_Source records_
# # # # # # #

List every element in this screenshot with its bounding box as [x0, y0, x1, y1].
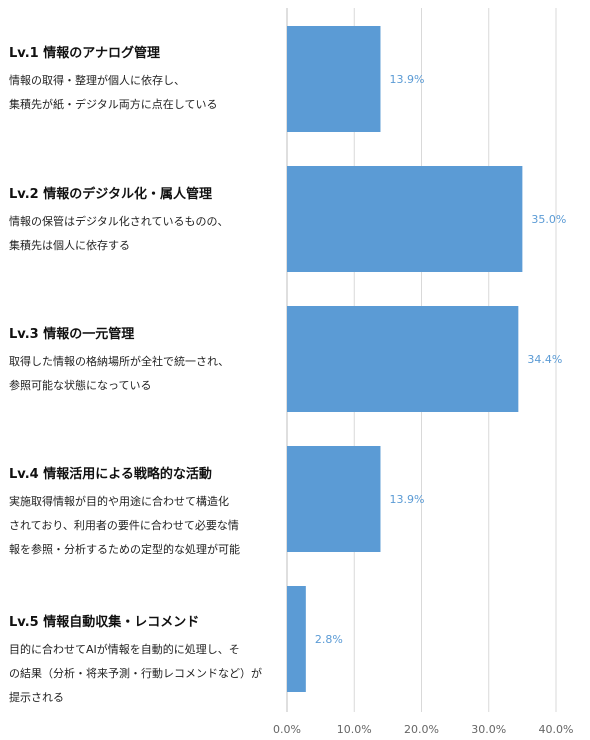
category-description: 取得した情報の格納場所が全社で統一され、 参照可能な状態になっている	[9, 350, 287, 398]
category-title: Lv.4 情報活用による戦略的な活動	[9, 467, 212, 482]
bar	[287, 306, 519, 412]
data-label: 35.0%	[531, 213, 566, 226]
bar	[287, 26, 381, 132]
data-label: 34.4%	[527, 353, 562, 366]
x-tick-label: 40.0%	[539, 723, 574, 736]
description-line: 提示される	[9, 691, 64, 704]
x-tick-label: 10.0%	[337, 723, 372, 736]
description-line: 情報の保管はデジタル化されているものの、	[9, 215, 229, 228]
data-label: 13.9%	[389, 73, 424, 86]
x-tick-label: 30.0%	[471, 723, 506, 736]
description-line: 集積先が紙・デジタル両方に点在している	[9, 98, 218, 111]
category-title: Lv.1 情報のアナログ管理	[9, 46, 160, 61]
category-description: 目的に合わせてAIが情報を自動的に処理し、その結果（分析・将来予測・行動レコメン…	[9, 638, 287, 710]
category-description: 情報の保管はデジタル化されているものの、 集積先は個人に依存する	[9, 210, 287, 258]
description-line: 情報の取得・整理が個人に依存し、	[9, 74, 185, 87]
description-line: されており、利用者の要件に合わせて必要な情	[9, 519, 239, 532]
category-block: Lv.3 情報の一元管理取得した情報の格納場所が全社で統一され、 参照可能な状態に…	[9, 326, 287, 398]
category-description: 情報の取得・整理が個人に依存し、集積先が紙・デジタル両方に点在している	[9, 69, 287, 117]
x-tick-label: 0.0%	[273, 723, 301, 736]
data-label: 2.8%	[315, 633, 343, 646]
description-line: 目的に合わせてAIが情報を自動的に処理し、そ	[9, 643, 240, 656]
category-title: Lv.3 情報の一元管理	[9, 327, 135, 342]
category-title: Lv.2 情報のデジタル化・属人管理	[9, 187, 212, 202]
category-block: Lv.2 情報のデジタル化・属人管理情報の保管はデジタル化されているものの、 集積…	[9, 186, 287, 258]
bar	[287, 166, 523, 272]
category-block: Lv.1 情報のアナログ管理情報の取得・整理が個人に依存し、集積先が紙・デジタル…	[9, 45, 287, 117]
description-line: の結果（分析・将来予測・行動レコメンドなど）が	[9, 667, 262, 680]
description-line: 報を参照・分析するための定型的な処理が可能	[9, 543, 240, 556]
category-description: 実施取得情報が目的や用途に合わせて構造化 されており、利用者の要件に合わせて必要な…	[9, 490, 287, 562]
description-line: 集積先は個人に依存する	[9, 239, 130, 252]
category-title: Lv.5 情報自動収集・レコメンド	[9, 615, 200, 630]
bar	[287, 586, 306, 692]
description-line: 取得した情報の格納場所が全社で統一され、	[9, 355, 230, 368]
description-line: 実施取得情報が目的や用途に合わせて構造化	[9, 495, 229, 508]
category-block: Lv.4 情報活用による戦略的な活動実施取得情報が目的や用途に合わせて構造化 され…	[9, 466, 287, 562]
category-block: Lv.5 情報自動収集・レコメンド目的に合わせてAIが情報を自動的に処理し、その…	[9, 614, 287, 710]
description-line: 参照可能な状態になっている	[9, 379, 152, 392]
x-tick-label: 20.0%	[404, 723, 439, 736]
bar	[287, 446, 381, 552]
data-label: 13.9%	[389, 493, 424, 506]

# # # # # # #

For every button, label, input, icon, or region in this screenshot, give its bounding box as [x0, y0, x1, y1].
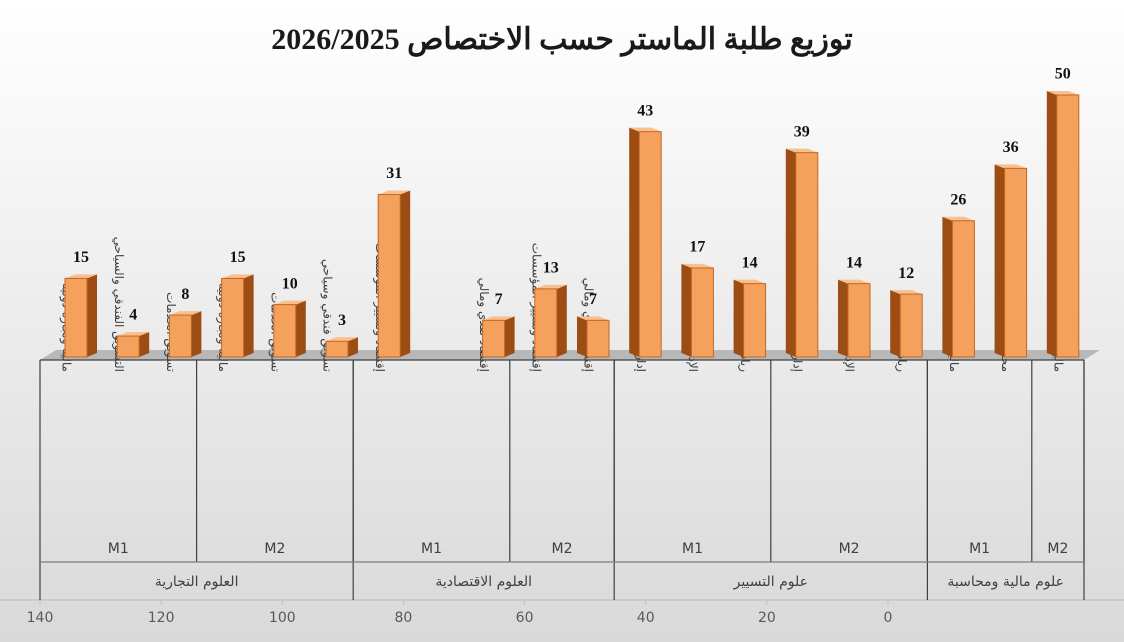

# # # # # # #

_Your goal_
Starting with the line with "List every element" and going on through the line with "723, 372, 736]", write those lines out again with "x-tick-label" replaced by "axis-label" and nothing else changed. Leave the pictures out of your answer.

_Response_
List every element in this screenshot with its bounding box as [x0, y0, x1, y1].
category-description: 取得した情報の格納場所が全社で統一され、 参照可能な状態になっている	[9, 350, 287, 398]
category-title: Lv.4 情報活用による戦略的な活動	[9, 467, 212, 482]
bar	[287, 306, 519, 412]
data-label: 35.0%	[531, 213, 566, 226]
bar	[287, 26, 381, 132]
data-label: 34.4%	[527, 353, 562, 366]
axis-label: 40.0%	[539, 723, 574, 736]
description-line: 提示される	[9, 691, 64, 704]
axis-label: 10.0%	[337, 723, 372, 736]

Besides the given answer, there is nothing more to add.